(Rows from a dataset)
((

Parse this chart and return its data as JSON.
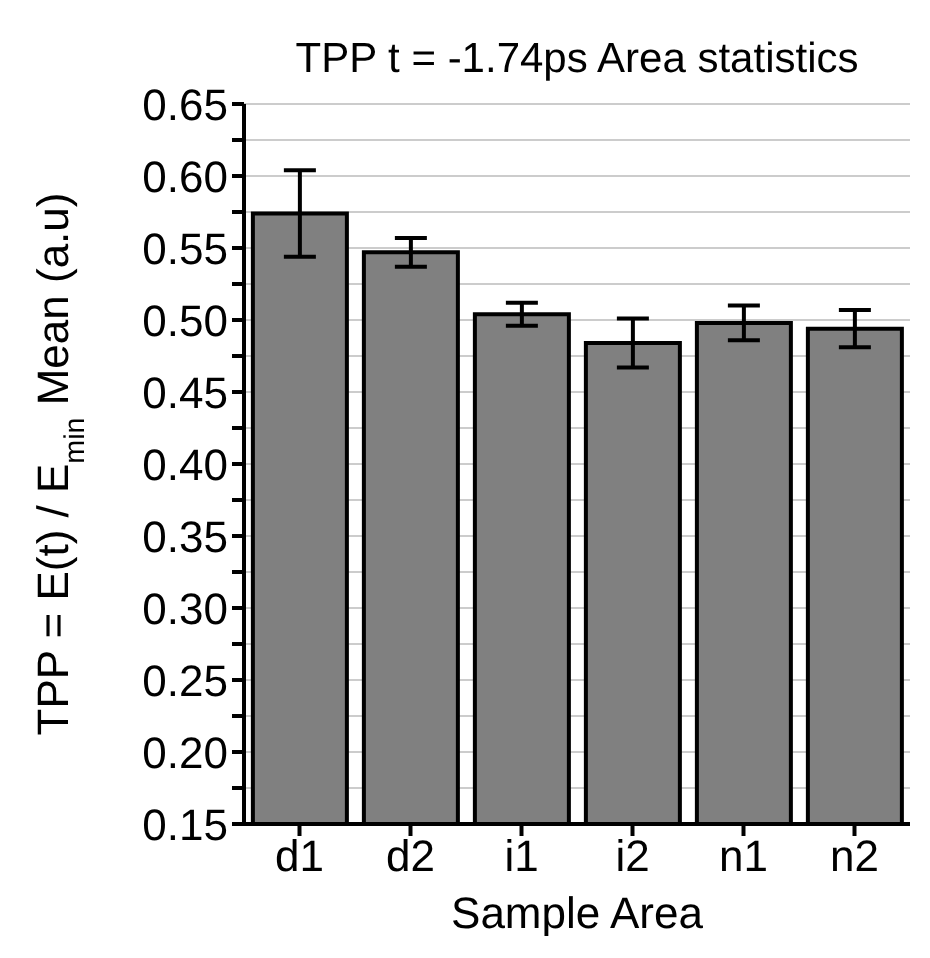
{
  "chart_data": {
    "type": "bar",
    "title": "TPP t = -1.74ps Area statistics",
    "xlabel": "Sample Area",
    "ylabel": "TPP = E(t) / E$_{min}$ Mean (a.u)",
    "categories": [
      "d1",
      "d2",
      "i1",
      "i2",
      "n1",
      "n2"
    ],
    "values": [
      0.574,
      0.547,
      0.504,
      0.484,
      0.498,
      0.494
    ],
    "errors": [
      0.03,
      0.01,
      0.008,
      0.017,
      0.012,
      0.013
    ],
    "color": "#808080",
    "ylim": [
      0.15,
      0.65
    ],
    "yticks": [
      0.15,
      {
        "value": 0.175,
        "label": null
      },
      {
        "value": 0.2,
        "label": "0.20"
      },
      {
        "value": 0.225,
        "label": null
      },
      0.25,
      {
        "value": 0.275,
        "label": null
      },
      {
        "value": 0.3,
        "label": "0.30"
      },
      {
        "value": 0.325,
        "label": null
      },
      0.35,
      {
        "value": 0.375,
        "label": null
      },
      {
        "value": 0.4,
        "label": "0.40"
      },
      {
        "value": 0.425,
        "label": null
      },
      0.45,
      {
        "value": 0.475,
        "label": null
      },
      {
        "value": 0.5,
        "label": "0.50"
      },
      {
        "value": 0.525,
        "label": null
      },
      0.55,
      {
        "value": 0.575,
        "label": null
      },
      {
        "value": 0.6,
        "label": "0.60"
      },
      {
        "value": 0.625,
        "label": null
      },
      0.65
    ],
    "grid": "y"
  }
}
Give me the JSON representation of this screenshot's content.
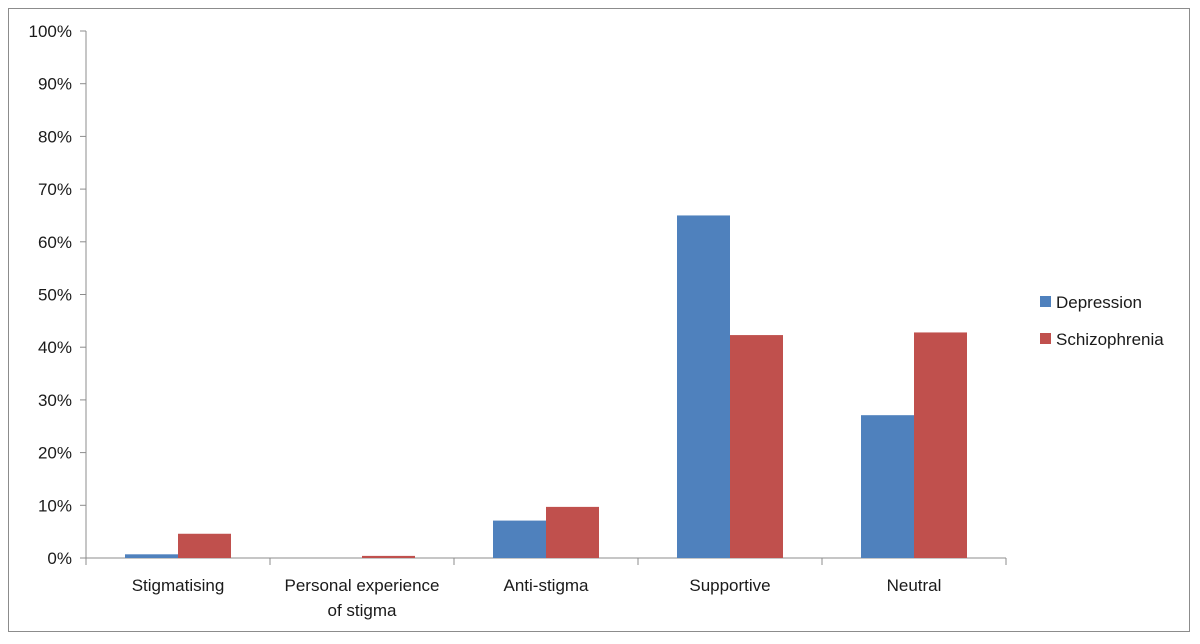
{
  "chart_data": {
    "type": "bar",
    "title": "",
    "xlabel": "",
    "ylabel": "",
    "categories": [
      [
        "Stigmatising"
      ],
      [
        "Personal experience",
        "of stigma"
      ],
      [
        "Anti-stigma"
      ],
      [
        "Supportive"
      ],
      [
        "Neutral"
      ]
    ],
    "series": [
      {
        "name": "Depression",
        "color": "#4f81bd",
        "values": [
          0.7,
          0.0,
          7.1,
          65.0,
          27.1
        ]
      },
      {
        "name": "Schizophrenia",
        "color": "#c0504d",
        "values": [
          4.6,
          0.4,
          9.7,
          42.3,
          42.8
        ]
      }
    ],
    "ylim": [
      0,
      100
    ],
    "yticks": [
      0,
      10,
      20,
      30,
      40,
      50,
      60,
      70,
      80,
      90,
      100
    ],
    "ytick_labels": [
      "0%",
      "10%",
      "20%",
      "30%",
      "40%",
      "50%",
      "60%",
      "70%",
      "80%",
      "90%",
      "100%"
    ],
    "grid": false,
    "legend": "right"
  }
}
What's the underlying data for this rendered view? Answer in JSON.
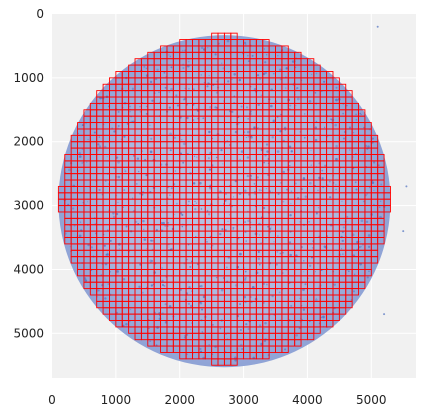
{
  "figure": {
    "x_ticks": [
      "0",
      "1000",
      "2000",
      "3000",
      "4000",
      "5000"
    ],
    "y_ticks": [
      "0",
      "1000",
      "2000",
      "3000",
      "4000",
      "5000"
    ],
    "tile_size": 100,
    "xlim": [
      0,
      5700
    ],
    "ylim": [
      5700,
      0
    ],
    "tissue_center": [
      2700,
      2900
    ],
    "tissue_radius": 2600,
    "colors": {
      "background": "#f1f1f1",
      "tissue": "#aab8de",
      "tissue_stain": "#4d6fbf",
      "tile_outline": "#ff0000",
      "grid": "#ffffff"
    }
  }
}
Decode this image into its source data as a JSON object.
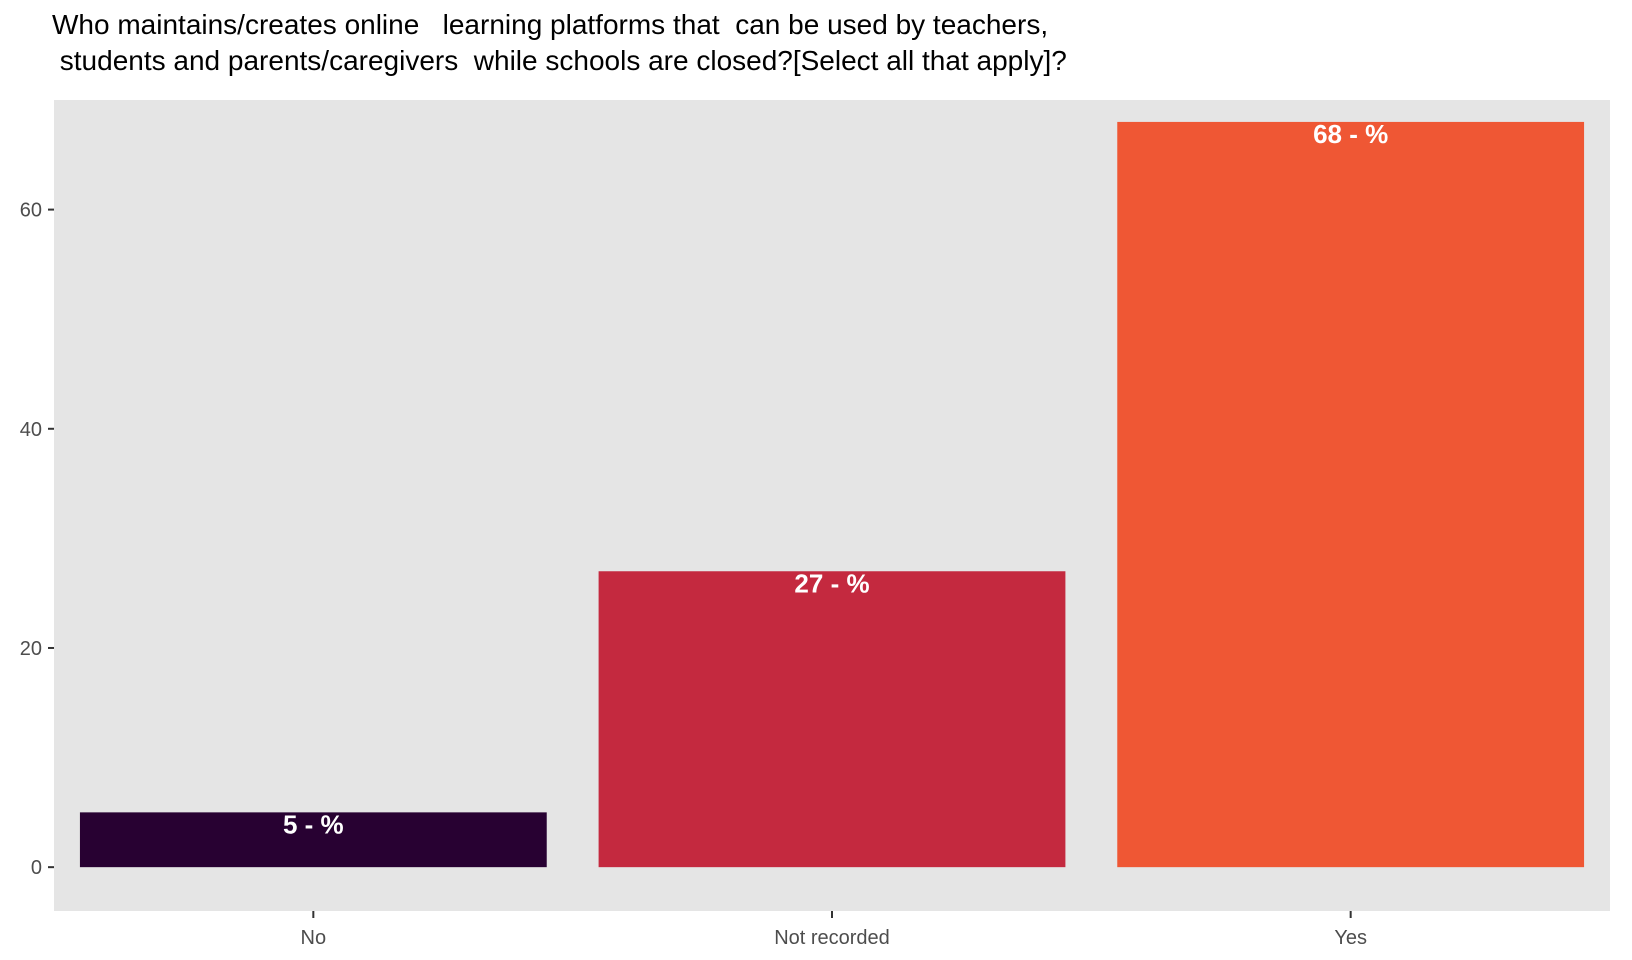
{
  "chart_data": {
    "type": "bar",
    "title_lines": [
      "Who maintains/creates online   learning platforms that  can be used by teachers,",
      " students and parents/caregivers  while schools are closed?[Select all that apply]?"
    ],
    "xlabel": "",
    "ylabel": "",
    "categories": [
      "No",
      "Not recorded",
      "Yes"
    ],
    "values": [
      5,
      27,
      68
    ],
    "data_labels": [
      "5 - %",
      "27 - %",
      "68 - %"
    ],
    "colors": [
      "#280132",
      "#C4293F",
      "#EF5734"
    ],
    "ylim": [
      -4,
      70
    ],
    "yticks": [
      0,
      20,
      40,
      60
    ],
    "ytick_labels": [
      "0",
      "20",
      "40",
      "60"
    ],
    "panel_background": "#E5E5E5",
    "grid": false,
    "legend": "none"
  }
}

))

Copy all lines from the material that hold "Area".

- Final answer -
    "title": "TPP t = -1.74ps Area statistics",
    "xlabel": "Sample Area",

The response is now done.